◆ **Work request**
Where does the word "populates" show up in the records? Copy every line that has it.
*** Records for this exercise Section Begins ***
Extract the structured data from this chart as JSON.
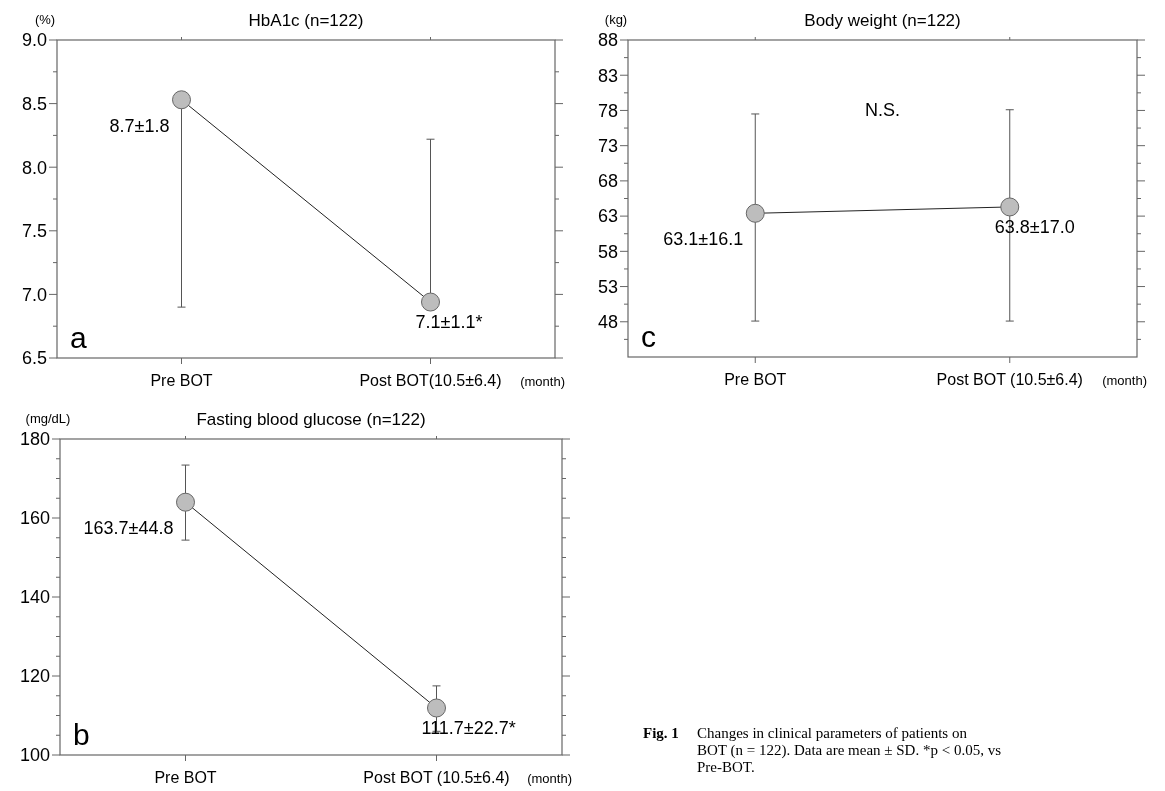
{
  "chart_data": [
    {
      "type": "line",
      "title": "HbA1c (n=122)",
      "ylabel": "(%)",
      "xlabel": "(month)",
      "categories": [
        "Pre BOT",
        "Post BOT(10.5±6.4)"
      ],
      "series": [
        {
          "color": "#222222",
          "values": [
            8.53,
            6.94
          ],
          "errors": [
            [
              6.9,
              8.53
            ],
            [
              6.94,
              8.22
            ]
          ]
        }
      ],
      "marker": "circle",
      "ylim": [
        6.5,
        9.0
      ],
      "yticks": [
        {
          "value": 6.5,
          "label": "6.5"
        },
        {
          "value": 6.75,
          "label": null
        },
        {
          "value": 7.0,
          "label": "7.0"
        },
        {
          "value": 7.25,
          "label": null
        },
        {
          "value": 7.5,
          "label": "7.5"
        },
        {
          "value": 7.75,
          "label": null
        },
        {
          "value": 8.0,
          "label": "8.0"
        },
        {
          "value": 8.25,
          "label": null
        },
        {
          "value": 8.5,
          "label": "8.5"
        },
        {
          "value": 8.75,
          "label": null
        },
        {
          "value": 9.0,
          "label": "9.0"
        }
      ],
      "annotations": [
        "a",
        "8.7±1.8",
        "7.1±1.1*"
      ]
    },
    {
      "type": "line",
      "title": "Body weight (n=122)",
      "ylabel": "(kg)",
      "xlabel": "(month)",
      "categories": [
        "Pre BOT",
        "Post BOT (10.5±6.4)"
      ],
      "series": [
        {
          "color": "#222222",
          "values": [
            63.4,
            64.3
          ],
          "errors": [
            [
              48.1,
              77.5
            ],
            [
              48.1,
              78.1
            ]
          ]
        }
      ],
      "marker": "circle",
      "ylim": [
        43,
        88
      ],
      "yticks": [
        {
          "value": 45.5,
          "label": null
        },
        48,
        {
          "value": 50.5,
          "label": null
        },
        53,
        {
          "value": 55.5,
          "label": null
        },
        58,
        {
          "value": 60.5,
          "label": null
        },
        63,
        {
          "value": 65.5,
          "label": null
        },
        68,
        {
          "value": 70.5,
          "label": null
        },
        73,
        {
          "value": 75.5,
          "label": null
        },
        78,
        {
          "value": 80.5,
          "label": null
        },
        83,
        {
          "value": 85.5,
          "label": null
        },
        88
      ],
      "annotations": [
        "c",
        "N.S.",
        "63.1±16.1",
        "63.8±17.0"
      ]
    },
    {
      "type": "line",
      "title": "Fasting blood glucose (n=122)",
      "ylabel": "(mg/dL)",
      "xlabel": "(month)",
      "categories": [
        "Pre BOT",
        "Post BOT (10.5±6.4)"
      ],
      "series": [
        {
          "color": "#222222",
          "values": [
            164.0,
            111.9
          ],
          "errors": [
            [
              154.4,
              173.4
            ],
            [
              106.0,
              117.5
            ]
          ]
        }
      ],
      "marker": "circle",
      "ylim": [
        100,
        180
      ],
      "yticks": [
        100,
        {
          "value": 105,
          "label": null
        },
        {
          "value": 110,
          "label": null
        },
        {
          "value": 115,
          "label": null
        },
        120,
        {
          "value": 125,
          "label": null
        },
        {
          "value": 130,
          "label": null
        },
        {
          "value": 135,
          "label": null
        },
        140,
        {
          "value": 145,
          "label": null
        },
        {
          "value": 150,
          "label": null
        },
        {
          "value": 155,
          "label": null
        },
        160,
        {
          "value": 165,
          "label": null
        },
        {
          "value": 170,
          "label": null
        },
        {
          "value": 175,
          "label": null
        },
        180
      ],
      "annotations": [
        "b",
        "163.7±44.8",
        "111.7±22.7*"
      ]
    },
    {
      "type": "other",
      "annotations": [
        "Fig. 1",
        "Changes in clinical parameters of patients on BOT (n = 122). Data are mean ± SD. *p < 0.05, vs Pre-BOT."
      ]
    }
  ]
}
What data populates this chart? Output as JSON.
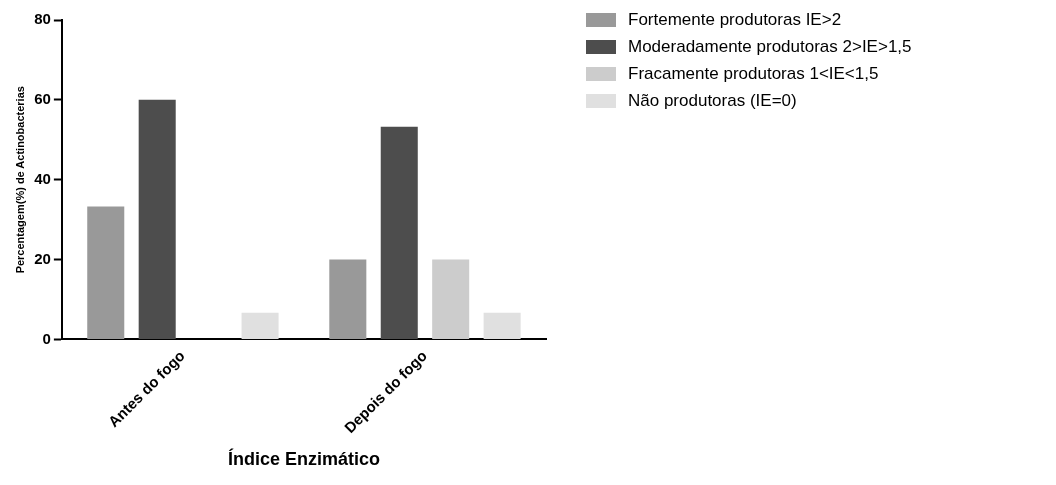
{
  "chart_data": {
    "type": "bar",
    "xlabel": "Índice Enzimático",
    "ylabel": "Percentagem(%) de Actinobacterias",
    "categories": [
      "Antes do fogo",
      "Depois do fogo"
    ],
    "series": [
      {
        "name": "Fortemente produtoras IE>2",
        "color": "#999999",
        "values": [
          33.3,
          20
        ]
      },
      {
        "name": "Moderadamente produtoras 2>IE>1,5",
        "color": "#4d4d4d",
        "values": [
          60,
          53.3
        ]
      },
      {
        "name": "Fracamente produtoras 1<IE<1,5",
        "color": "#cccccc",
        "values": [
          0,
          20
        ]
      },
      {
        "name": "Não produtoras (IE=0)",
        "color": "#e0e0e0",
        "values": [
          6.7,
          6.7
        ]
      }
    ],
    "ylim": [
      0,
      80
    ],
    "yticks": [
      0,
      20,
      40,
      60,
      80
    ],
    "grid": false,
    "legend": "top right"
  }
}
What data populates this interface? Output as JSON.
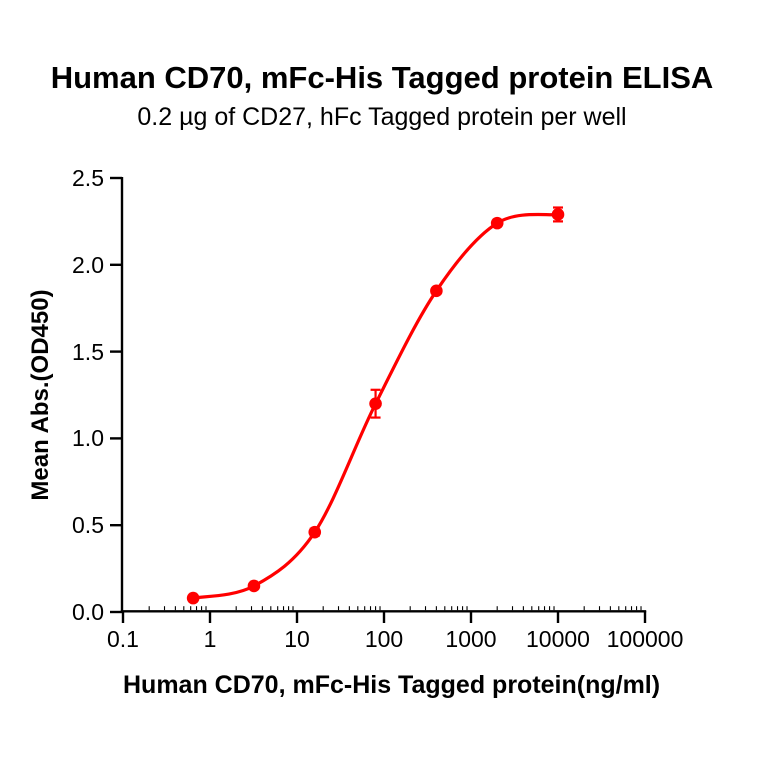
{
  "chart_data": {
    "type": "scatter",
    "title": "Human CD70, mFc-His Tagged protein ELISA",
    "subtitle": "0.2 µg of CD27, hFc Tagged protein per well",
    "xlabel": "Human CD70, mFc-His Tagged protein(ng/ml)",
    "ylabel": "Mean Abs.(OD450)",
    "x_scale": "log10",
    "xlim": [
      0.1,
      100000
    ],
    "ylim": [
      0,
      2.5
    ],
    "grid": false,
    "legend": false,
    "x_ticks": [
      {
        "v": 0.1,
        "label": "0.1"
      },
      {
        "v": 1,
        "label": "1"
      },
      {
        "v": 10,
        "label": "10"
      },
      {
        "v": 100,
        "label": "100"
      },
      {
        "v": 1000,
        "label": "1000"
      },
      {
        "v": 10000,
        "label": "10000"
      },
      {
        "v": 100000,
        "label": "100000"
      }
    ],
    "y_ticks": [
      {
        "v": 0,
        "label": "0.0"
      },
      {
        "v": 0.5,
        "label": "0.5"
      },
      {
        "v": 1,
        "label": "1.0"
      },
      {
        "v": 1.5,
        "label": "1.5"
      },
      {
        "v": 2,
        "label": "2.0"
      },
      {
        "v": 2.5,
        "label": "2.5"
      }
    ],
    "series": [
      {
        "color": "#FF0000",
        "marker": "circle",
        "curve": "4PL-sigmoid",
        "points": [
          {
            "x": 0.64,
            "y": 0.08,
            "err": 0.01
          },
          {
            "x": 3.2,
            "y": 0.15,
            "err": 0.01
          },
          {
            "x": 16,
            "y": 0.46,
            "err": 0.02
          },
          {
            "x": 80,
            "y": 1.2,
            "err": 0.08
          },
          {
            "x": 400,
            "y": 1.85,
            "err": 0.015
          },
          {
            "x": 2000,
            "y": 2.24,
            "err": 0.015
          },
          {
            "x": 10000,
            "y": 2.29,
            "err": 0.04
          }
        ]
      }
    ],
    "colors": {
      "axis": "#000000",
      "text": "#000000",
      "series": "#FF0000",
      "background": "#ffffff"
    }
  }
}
*** Records for this exercise Section Ends ***
*** Records for this exercise Section Begins ***
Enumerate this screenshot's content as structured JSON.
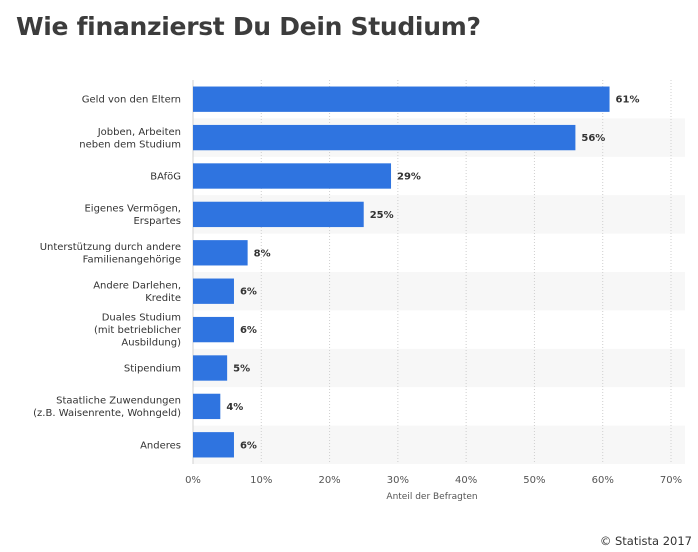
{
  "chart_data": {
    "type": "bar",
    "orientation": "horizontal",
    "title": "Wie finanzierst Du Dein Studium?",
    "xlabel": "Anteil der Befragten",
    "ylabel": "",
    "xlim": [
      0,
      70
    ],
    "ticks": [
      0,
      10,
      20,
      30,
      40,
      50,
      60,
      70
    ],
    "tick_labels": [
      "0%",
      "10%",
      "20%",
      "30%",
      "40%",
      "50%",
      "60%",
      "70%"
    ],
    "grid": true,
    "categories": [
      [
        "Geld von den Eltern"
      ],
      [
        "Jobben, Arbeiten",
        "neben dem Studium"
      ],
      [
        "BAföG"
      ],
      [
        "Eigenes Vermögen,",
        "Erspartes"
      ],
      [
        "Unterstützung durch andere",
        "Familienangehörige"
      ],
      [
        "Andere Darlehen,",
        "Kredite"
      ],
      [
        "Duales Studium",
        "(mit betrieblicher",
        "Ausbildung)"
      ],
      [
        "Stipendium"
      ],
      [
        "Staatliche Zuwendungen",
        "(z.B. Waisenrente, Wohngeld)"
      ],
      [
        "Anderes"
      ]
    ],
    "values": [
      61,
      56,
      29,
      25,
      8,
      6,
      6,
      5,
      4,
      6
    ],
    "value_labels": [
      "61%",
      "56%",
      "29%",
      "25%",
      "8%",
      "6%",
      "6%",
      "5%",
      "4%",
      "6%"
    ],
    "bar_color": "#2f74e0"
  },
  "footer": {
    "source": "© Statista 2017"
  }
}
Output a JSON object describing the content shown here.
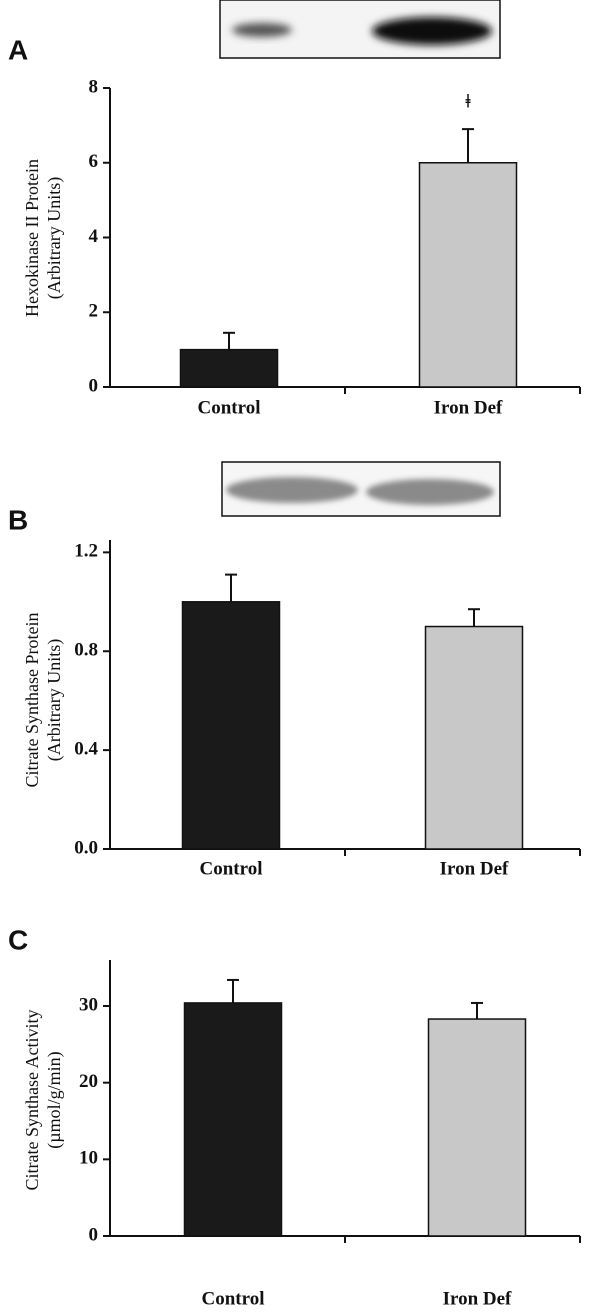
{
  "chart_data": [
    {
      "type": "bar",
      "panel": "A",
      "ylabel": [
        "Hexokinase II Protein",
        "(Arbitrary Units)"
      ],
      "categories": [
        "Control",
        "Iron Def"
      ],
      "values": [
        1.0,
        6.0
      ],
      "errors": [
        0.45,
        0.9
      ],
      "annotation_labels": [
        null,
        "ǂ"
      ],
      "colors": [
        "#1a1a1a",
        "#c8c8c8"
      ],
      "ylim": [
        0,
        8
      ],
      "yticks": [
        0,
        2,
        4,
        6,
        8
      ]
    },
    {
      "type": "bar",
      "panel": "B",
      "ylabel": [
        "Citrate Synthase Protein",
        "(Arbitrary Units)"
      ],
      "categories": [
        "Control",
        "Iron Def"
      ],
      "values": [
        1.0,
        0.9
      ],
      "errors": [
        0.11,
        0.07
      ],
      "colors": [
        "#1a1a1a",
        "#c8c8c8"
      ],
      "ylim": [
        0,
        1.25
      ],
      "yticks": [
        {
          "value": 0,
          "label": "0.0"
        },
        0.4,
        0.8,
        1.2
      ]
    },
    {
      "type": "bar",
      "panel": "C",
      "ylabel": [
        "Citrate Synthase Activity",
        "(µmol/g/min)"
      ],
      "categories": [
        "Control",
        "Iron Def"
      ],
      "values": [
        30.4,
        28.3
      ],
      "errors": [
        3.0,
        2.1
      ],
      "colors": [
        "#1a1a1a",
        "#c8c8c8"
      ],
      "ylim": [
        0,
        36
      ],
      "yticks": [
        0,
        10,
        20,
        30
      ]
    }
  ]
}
*** Records for this exercise Section Ends ***
◆ **Answer space**
What data populates this chart? Output as JSON.
What data populates this interface? Output as JSON.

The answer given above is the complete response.